- Record excerpts
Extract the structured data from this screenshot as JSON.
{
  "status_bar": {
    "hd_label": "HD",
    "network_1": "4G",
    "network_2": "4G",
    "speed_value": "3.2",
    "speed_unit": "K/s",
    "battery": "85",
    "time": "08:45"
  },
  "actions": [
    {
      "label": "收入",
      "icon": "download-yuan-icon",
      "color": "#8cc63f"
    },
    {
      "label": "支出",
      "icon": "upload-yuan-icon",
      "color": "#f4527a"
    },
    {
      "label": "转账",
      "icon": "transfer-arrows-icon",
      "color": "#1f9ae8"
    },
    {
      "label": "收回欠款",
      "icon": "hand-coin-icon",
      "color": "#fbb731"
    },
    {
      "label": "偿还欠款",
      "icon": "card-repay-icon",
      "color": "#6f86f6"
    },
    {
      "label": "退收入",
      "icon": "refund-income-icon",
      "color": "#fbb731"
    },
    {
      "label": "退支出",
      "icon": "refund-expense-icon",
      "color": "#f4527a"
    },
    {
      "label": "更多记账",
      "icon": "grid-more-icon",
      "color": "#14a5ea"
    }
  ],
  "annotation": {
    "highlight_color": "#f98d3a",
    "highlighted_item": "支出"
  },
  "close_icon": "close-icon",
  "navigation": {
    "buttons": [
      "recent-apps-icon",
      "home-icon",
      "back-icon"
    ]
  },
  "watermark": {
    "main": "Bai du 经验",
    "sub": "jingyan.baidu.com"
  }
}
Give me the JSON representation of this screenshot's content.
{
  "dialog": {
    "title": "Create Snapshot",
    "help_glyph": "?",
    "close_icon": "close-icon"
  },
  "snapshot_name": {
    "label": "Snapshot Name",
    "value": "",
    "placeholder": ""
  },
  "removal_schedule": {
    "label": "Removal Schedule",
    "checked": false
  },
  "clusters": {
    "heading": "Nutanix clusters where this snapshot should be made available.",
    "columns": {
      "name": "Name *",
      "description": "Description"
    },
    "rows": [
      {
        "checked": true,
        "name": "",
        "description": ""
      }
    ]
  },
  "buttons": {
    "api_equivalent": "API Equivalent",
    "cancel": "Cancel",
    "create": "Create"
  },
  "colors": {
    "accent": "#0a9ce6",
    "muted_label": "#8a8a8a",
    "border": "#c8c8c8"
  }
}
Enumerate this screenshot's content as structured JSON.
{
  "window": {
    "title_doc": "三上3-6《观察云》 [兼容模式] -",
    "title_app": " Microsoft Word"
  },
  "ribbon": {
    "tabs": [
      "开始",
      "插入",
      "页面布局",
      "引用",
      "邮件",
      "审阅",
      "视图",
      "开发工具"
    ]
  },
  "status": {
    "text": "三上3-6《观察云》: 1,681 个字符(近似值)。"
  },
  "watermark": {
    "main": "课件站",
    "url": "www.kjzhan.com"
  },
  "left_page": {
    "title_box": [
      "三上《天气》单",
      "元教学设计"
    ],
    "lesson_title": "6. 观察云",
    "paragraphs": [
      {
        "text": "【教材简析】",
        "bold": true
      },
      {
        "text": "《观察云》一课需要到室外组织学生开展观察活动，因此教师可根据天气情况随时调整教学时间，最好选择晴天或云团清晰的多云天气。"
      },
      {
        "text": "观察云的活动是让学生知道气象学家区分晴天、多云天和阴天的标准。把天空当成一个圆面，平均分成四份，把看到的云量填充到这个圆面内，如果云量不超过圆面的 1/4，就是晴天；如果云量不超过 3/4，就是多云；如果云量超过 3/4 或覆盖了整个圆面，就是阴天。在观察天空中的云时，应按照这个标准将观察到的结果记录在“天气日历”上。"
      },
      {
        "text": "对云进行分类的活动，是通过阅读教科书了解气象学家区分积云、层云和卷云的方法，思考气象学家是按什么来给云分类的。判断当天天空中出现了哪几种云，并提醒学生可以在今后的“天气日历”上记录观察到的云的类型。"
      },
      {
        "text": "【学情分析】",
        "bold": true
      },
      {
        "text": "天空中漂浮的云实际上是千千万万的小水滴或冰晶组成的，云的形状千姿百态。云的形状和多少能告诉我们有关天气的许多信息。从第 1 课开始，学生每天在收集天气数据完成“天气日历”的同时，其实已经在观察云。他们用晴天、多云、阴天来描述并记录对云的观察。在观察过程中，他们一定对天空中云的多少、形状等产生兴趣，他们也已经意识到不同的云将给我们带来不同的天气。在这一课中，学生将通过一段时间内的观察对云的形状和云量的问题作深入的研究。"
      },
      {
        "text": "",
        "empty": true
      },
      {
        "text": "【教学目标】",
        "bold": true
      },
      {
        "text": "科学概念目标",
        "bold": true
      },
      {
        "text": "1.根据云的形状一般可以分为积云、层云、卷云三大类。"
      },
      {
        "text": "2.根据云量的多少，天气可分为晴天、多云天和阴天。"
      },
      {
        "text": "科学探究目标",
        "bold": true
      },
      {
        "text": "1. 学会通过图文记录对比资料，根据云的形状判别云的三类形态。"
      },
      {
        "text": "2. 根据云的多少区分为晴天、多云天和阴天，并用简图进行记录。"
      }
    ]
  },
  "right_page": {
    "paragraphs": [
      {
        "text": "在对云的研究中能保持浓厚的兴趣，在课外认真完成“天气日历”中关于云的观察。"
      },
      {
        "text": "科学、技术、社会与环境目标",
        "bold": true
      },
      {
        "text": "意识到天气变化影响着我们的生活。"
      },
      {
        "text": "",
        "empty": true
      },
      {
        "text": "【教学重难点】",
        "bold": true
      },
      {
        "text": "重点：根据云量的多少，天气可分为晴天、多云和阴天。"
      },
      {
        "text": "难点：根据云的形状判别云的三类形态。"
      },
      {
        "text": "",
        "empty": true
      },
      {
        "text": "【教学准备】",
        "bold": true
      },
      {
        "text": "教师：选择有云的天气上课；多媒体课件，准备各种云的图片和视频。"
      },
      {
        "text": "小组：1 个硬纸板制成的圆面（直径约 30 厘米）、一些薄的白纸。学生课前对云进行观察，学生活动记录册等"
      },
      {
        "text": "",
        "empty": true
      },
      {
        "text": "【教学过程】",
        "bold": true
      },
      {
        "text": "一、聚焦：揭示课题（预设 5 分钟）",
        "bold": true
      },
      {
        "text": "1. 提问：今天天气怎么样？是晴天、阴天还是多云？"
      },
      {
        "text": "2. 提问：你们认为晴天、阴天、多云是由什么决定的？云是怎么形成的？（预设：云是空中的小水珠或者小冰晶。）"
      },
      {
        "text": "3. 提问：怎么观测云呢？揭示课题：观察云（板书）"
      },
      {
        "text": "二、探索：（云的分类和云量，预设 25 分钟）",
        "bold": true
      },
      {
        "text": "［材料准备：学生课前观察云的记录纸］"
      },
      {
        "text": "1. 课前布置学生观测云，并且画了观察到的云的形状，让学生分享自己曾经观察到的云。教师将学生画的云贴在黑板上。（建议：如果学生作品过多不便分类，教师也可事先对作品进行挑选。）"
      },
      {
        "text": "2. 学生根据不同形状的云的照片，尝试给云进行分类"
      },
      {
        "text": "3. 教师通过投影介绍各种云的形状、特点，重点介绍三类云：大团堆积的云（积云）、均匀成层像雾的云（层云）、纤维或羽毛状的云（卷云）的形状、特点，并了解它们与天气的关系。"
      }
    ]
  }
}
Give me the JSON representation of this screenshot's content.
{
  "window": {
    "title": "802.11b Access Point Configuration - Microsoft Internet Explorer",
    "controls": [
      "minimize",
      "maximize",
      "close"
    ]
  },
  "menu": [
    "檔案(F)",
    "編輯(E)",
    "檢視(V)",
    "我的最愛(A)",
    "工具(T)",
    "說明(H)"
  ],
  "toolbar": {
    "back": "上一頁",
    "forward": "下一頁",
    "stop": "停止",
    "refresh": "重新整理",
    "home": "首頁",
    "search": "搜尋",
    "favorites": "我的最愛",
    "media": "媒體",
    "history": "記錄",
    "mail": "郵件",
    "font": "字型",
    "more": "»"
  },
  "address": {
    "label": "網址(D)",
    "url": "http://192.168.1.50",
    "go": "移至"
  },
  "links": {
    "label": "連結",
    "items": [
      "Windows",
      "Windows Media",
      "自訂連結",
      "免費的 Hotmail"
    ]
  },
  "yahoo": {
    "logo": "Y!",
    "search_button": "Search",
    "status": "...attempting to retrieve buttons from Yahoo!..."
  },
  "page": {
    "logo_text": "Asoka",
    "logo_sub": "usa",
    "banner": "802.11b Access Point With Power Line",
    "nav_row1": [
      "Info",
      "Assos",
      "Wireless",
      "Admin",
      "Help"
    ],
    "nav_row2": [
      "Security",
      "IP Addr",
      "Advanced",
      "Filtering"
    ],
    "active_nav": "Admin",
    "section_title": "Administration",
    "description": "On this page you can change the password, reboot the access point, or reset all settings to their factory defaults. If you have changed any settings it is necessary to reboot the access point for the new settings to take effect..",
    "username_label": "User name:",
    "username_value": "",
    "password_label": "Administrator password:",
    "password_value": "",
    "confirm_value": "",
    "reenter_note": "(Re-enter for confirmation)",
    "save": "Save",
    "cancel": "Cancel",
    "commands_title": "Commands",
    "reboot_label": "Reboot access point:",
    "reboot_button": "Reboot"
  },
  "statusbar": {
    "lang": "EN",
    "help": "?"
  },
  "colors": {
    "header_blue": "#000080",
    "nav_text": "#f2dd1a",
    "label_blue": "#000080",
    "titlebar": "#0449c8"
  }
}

- Direction
Check each line of the records above for "根据云的形状判别云的三类形态", and copy those that have it.

- Solution to the exercise
        "text": "1. 学会通过图文记录对比资料，根据云的形状判别云的三类形态。"
        "text": "难点：根据云的形状判别云的三类形态。"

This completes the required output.